Tag Archives: running sucks

Honk if You …


I was out on a run this morning, and a guy honked at me.

Context: I run in the wee predawn hours, while most of the normals are still asleep. And I run in the suburbs of a fairly rural county. (Depending on the direction I go, I can pass more cows than cars on the road. And no matter which way I go, there will surely be roosters crowing.) This means streetlights are scarce and trees are ubiquitous.

What I’m saying is, as much as I love my generally peaceful starlit runs, they are scary, too. And I say that, fully cognizant that as a good-sized white dude, I probably have less to fear from the world at large than anybody in a similar circumstance.

I can’t see very far. Anything could be lurking in the trees. And despite my day-glo reflective vest, I can never be entirely sure that the oncoming car is going to see me or not. I mean, the driver is out before 5 in the morning — they’re probably sucking down coffee or shaving or applying their makeup or stuffing their face with a buttered biscuit, expecting (fairly!) zero human contact on our sleepy back roads. They’re not expecting to see a lunatic pounding the pavement with his idiot dog in tow.

All of which is to say: there I am, running. I hear the car coming up from behind. I see its headlights illuminating the trees along the roadside. Then, as it passes me: BEEEEEYOWWWWWWW.

Nice, firm blast. Not the quick, cheery ‘toot’ of “good morning, fellow early riser.” This is laying-on-the-horn. This is “you deliberately blocked the intersection in front of me, and now I can’t go, and nobody behind me can go, and now NOBODY ANYWHERE CAN GO SO I WILL HONK AT YOU IN FUTILITY.” This is the vilest of expletives delivered without words.

And because I’m out running in the scary night and I’m always a little on edge in that situation, I jump off the road and stumble into a ditch. Dog gets tangled up in my legs and starts yowling. It’s chaos.

### THE TASKS
A: In the post about the predawn run, which activities does the narrator imagine an early-morning driver might be doing behind the wheel?
B: Write the next part of the post about the predawn run, picking up after the line "It’s chaos."
The records that follow are unrelated to the running story and come from a different source.

### RECORDS SHOWN
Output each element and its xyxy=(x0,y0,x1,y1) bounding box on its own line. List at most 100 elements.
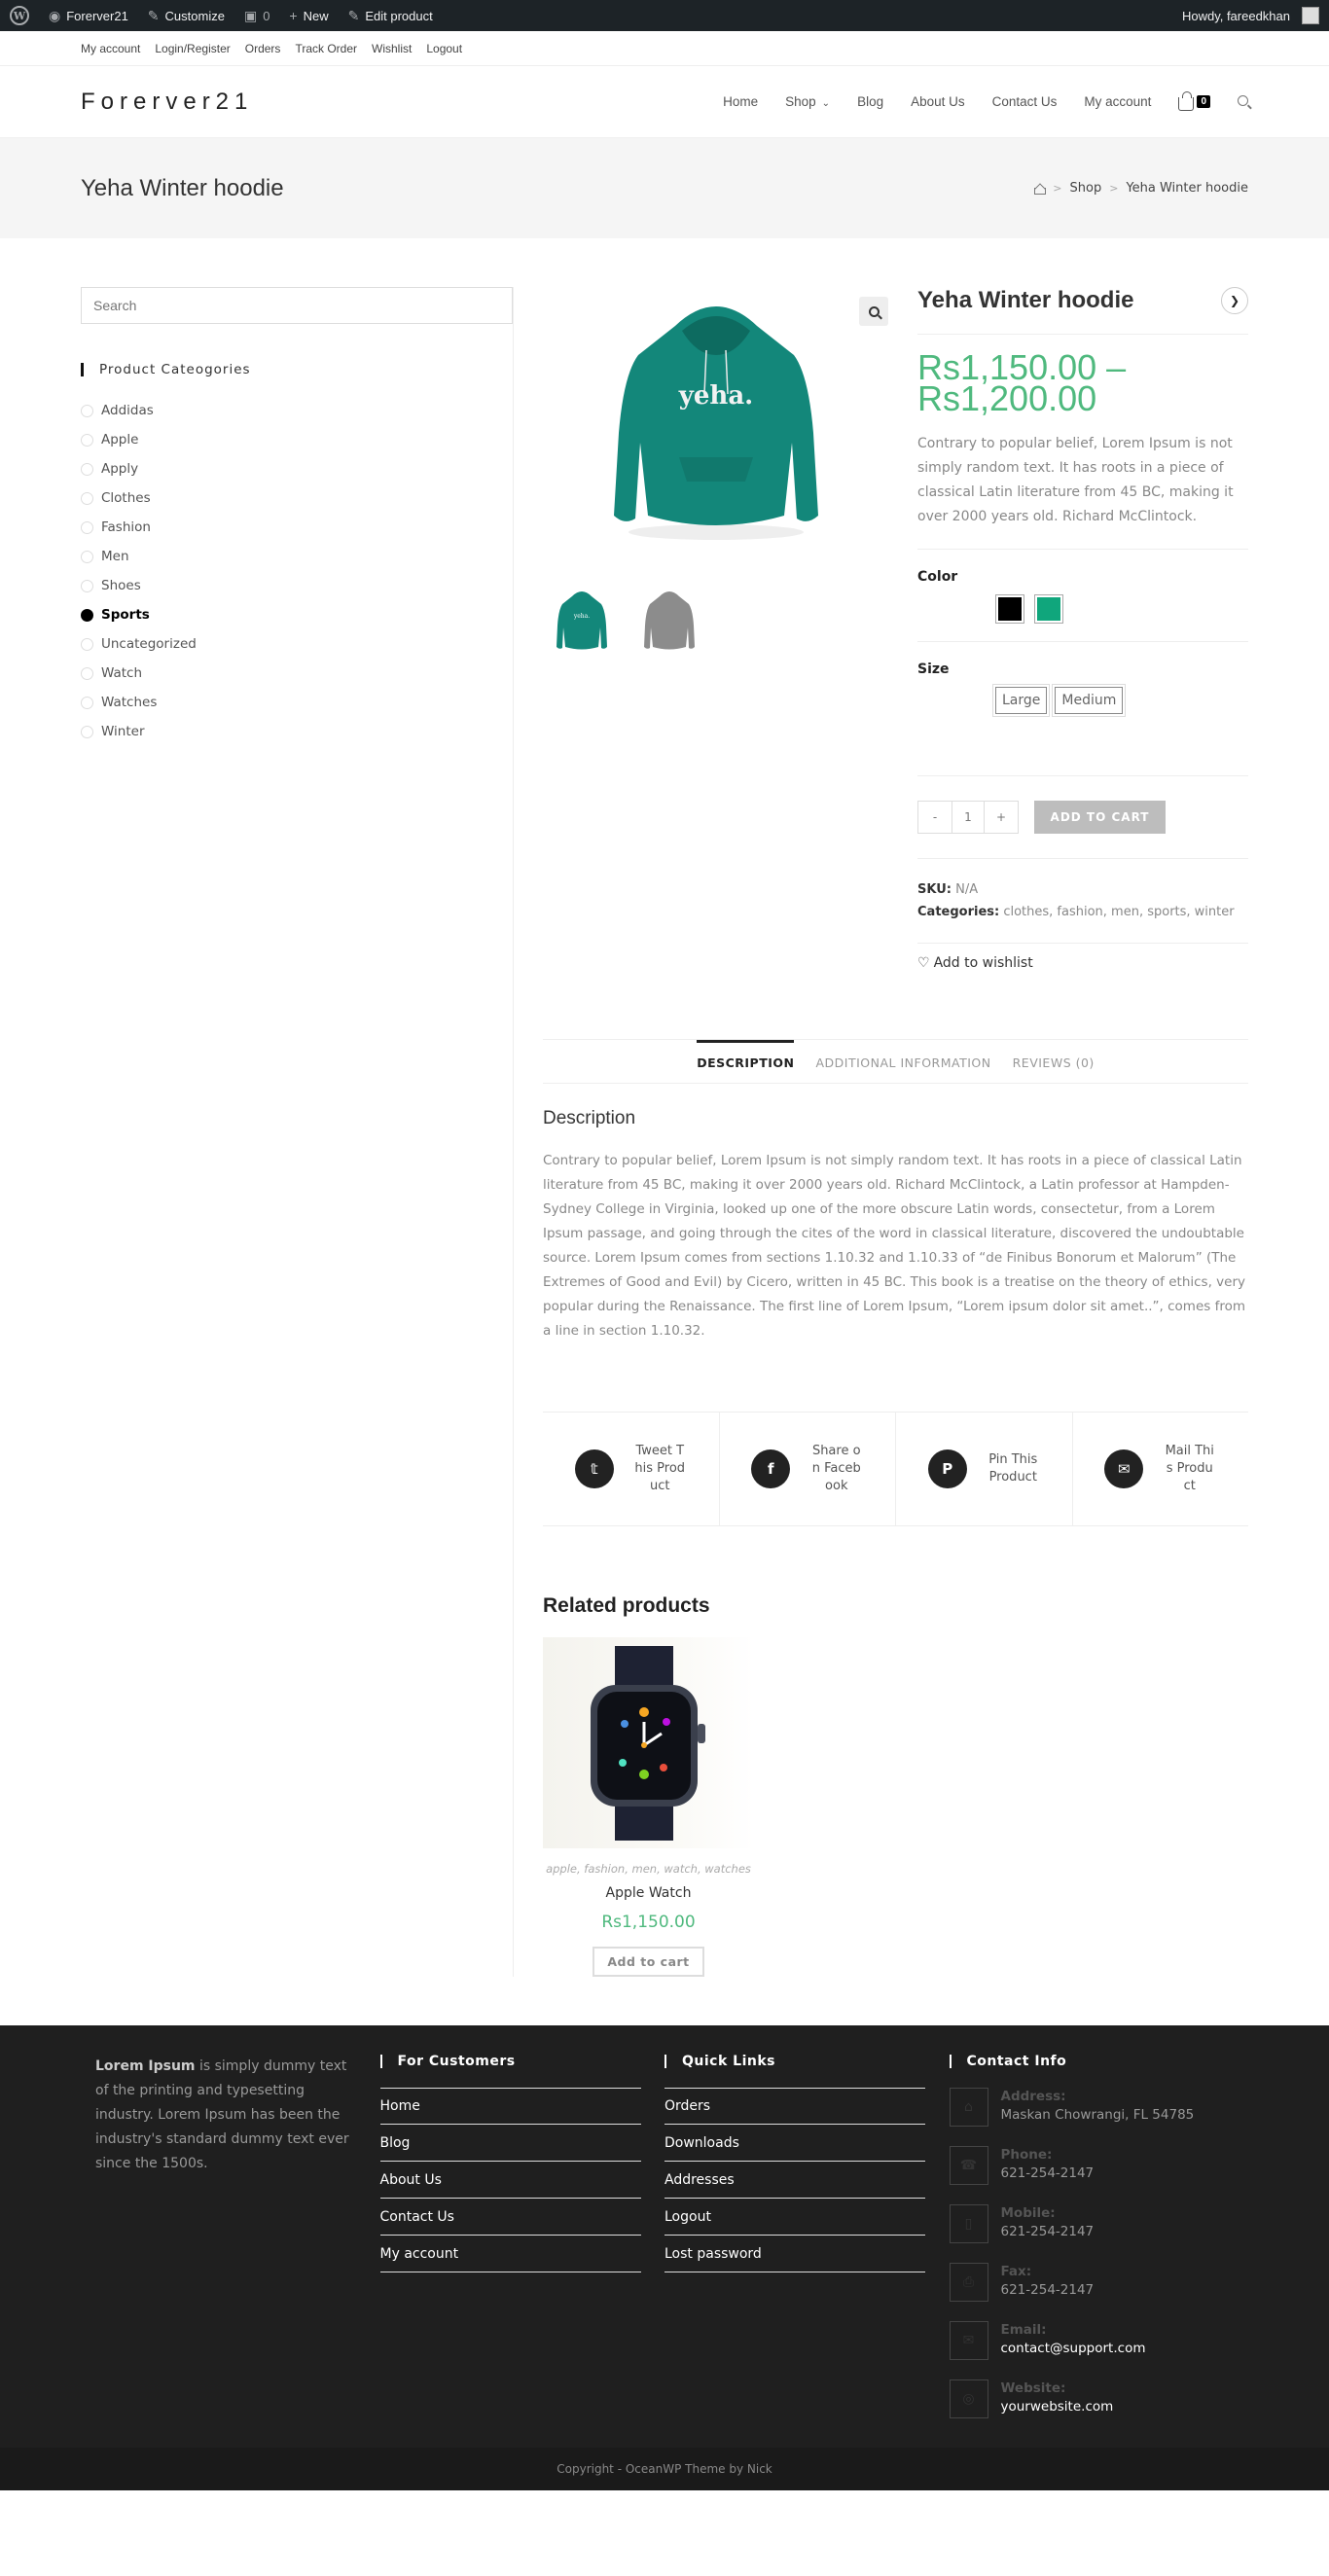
category-item-winter[interactable]: Winter xyxy=(81,717,513,746)
category-item-clothes[interactable]: Clothes xyxy=(81,483,513,513)
hoodie-grey-thumb xyxy=(644,590,695,649)
nav-contact-us[interactable]: Contact Us xyxy=(992,94,1058,109)
home-icon[interactable] xyxy=(1033,183,1047,195)
zoom-button[interactable] xyxy=(859,297,888,326)
add-to-cart-row: - 1 + ADD TO CART xyxy=(917,775,1248,859)
twitter-icon: 𝕥 xyxy=(574,1449,614,1488)
tab-reviews[interactable]: REVIEWS (0) xyxy=(1013,1040,1095,1083)
price-max: Rs1,200.00 xyxy=(917,378,1097,418)
add-to-cart-button[interactable]: ADD TO CART xyxy=(1034,801,1166,834)
admin-edit-product-link[interactable]: ✎ Edit product xyxy=(339,0,443,31)
related-product-categories[interactable]: apple, fashion, men, watch, watches xyxy=(543,1862,754,1876)
add-to-wishlist-link[interactable]: ♡ Add to wishlist xyxy=(917,944,1248,971)
color-swatch-green[interactable] xyxy=(1034,594,1063,624)
nav-blog[interactable]: Blog xyxy=(857,94,883,109)
nav-shop[interactable]: Shop ⌄ xyxy=(785,94,830,109)
share-mail[interactable]: ✉ Mail This Product xyxy=(1073,1413,1249,1525)
product-main-image[interactable]: yeha. xyxy=(543,287,888,550)
topbar-link-logout[interactable]: Logout xyxy=(426,42,462,55)
main-nav: Home Shop ⌄ Blog About Us Contact Us My a… xyxy=(723,90,1248,111)
product-summary: Yeha Winter hoodie ❯ Rs1,150.00 – Rs1,20… xyxy=(917,287,1248,971)
contact-fax: ⎙ Fax: 621-254-2147 xyxy=(949,2263,1235,2302)
footer-link-my-account[interactable]: My account xyxy=(379,2236,641,2272)
breadcrumb: > Shop > Yeha Winter hoodie xyxy=(1033,181,1248,196)
category-item-sports[interactable]: Sports xyxy=(81,600,513,629)
category-item-apple[interactable]: Apple xyxy=(81,425,513,454)
size-option-medium[interactable]: Medium xyxy=(1055,687,1124,714)
category-item-shoes[interactable]: Shoes xyxy=(81,571,513,600)
size-options: Large Medium xyxy=(995,687,1248,714)
footer-link-addresses[interactable]: Addresses xyxy=(664,2162,925,2199)
admin-bar: W ◉ Forerver21 ✎ Customize ▣ 0 + New ✎ E… xyxy=(0,0,1329,31)
related-add-to-cart-button[interactable]: Add to cart xyxy=(593,1947,704,1977)
footer-link-contact-us[interactable]: Contact Us xyxy=(379,2199,641,2236)
footer-link-orders[interactable]: Orders xyxy=(664,2088,925,2125)
thumbnail-green[interactable]: yeha. xyxy=(548,584,616,657)
topbar-link-wishlist[interactable]: Wishlist xyxy=(372,42,412,55)
nav-about-us[interactable]: About Us xyxy=(911,94,965,109)
zoom-icon xyxy=(868,305,880,317)
footer-link-home[interactable]: Home xyxy=(379,2088,641,2125)
category-item-fashion[interactable]: Fashion xyxy=(81,513,513,542)
breadcrumb-shop[interactable]: Shop xyxy=(1070,181,1102,196)
footer-about-text: Lorem Ipsum is simply dummy text of the … xyxy=(95,2058,349,2171)
quantity-minus-button[interactable]: - xyxy=(918,802,952,833)
nav-shop-label: Shop xyxy=(785,94,816,109)
category-item-watches[interactable]: Watches xyxy=(81,688,513,717)
categories-links[interactable]: clothes, fashion, men, sports, winter xyxy=(1003,905,1234,919)
share-twitter[interactable]: 𝕥 Tweet This Product xyxy=(543,1413,720,1525)
topbar-link-my-account[interactable]: My account xyxy=(81,42,140,55)
quantity-plus-button[interactable]: + xyxy=(985,802,1018,833)
tab-additional-information[interactable]: ADDITIONAL INFORMATION xyxy=(815,1040,990,1083)
share-pinterest[interactable]: P Pin This Product xyxy=(896,1413,1073,1525)
topbar-link-track-order[interactable]: Track Order xyxy=(295,42,357,55)
footer-link-about-us[interactable]: About Us xyxy=(379,2162,641,2199)
related-products-title: Related products xyxy=(543,1594,710,1617)
category-item-apply[interactable]: Apply xyxy=(81,454,513,483)
radio-icon xyxy=(81,462,93,476)
color-swatch-black[interactable] xyxy=(995,594,1024,624)
admin-customize-link[interactable]: ✎ Customize xyxy=(138,0,234,31)
radio-checked-icon xyxy=(81,608,93,622)
topbar-link-orders[interactable]: Orders xyxy=(245,42,281,55)
topbar-link-login-register[interactable]: Login/Register xyxy=(155,42,230,55)
admin-account-menu[interactable]: Howdy, fareedkhan xyxy=(1172,0,1329,31)
cart-button[interactable]: 0 xyxy=(1178,90,1210,111)
size-option-large[interactable]: Large xyxy=(995,687,1048,714)
header-search-button[interactable] xyxy=(1238,94,1248,109)
footer-link-lost-password[interactable]: Lost password xyxy=(664,2236,925,2272)
nav-my-account[interactable]: My account xyxy=(1084,94,1151,109)
next-product-button[interactable]: ❯ xyxy=(1221,287,1248,314)
related-product-name[interactable]: Apple Watch xyxy=(543,1885,754,1901)
category-item-uncategorized[interactable]: Uncategorized xyxy=(81,629,513,659)
quantity-stepper: - 1 + xyxy=(917,801,1019,834)
tab-description[interactable]: DESCRIPTION xyxy=(697,1040,795,1083)
admin-new-link[interactable]: + New xyxy=(279,0,338,31)
admin-comments-link[interactable]: ▣ 0 xyxy=(234,0,279,31)
related-product-image[interactable] xyxy=(543,1637,754,1848)
product-thumbnails: yeha. xyxy=(543,584,917,657)
quantity-input[interactable]: 1 xyxy=(952,802,985,833)
admin-site-link[interactable]: ◉ Forerver21 xyxy=(39,0,138,31)
page-title: Yeha Winter hoodie xyxy=(81,174,284,201)
contact-website-link[interactable]: yourwebsite.com xyxy=(1001,2399,1114,2415)
category-item-addidas[interactable]: Addidas xyxy=(81,396,513,425)
product-gallery: yeha. yeha. xyxy=(543,287,917,971)
radio-icon xyxy=(81,696,93,709)
footer-link-blog[interactable]: Blog xyxy=(379,2125,641,2162)
footer-link-downloads[interactable]: Downloads xyxy=(664,2125,925,2162)
site-logo[interactable]: Forerver21 xyxy=(81,89,253,116)
sidebar-search-input[interactable] xyxy=(81,287,513,324)
nav-home[interactable]: Home xyxy=(723,94,758,109)
footer-link-logout[interactable]: Logout xyxy=(664,2199,925,2236)
category-item-watch[interactable]: Watch xyxy=(81,659,513,688)
pencil-icon: ✎ xyxy=(347,7,360,23)
category-item-men[interactable]: Men xyxy=(81,542,513,571)
svg-text:yeha.: yeha. xyxy=(677,381,752,411)
contact-email-link[interactable]: contact@support.com xyxy=(1001,2341,1146,2356)
thumbnail-grey[interactable] xyxy=(635,584,703,657)
breadcrumb-separator-icon: > xyxy=(1109,182,1119,195)
share-facebook[interactable]: f Share on Facebook xyxy=(720,1413,896,1525)
wordpress-logo-icon[interactable]: W xyxy=(0,0,39,31)
main-content: Product Cateogories Addidas Apple Apply … xyxy=(0,238,1329,2025)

### ANSWER SET
A:
- Sucking down coffee
- Shaving
- Applying makeup
- Stuffing their face with a buttered biscuit

B:
Here’s the thing, though. I’ve been honked at before, and every other time, the driver adds some comment to clarify his communication (strangely enough, it’s always a “him,” innit?). Lots of times I can’t make it out because they can barely get the window open in time to shout it out and the doppler effect or their naturally neandarthalic speech smears the words into an unrecognizable buzz. Lots of homophobic slurs, for some reason. Tons of “idiot”s or “a-hole”s. I even had a car slow down and pace me for a good, solid minute once. That was scary.

But none of that this time. Just the horn in the dark and a drive into the night. And it left me wondering, as I climbed out of the ditch and untangled my dog’s leash, “why?”

Why beep at a runner in the dead of night? A runner, mind you, on the opposite side of the road, whom you are in no danger of hitting, who is causing you no inconvenience, who might well be one of your neighbors?

I have some theories.

  1. He just wanted to let me know he was coming. This is a favorable interpretation, but a dumb one, because a car coming down a dark road with its lights on is the most noticeable dangerous thing possible for me.
  2. He wanted me to know that he thinks I’m a jerk for running on the road. Sorry, pal. Gonna need a little more clarification than that. Say it to my face. (I bet I can outrun you.)
  3. He saw something in the trees and wanted to warn me of the danger. Again, unlikely, but hey, I can still be charitable.
  4. He hates runners because a runner once killed his brother, and he now wages a private crusade against all runners by honking at them. Sorry, bro.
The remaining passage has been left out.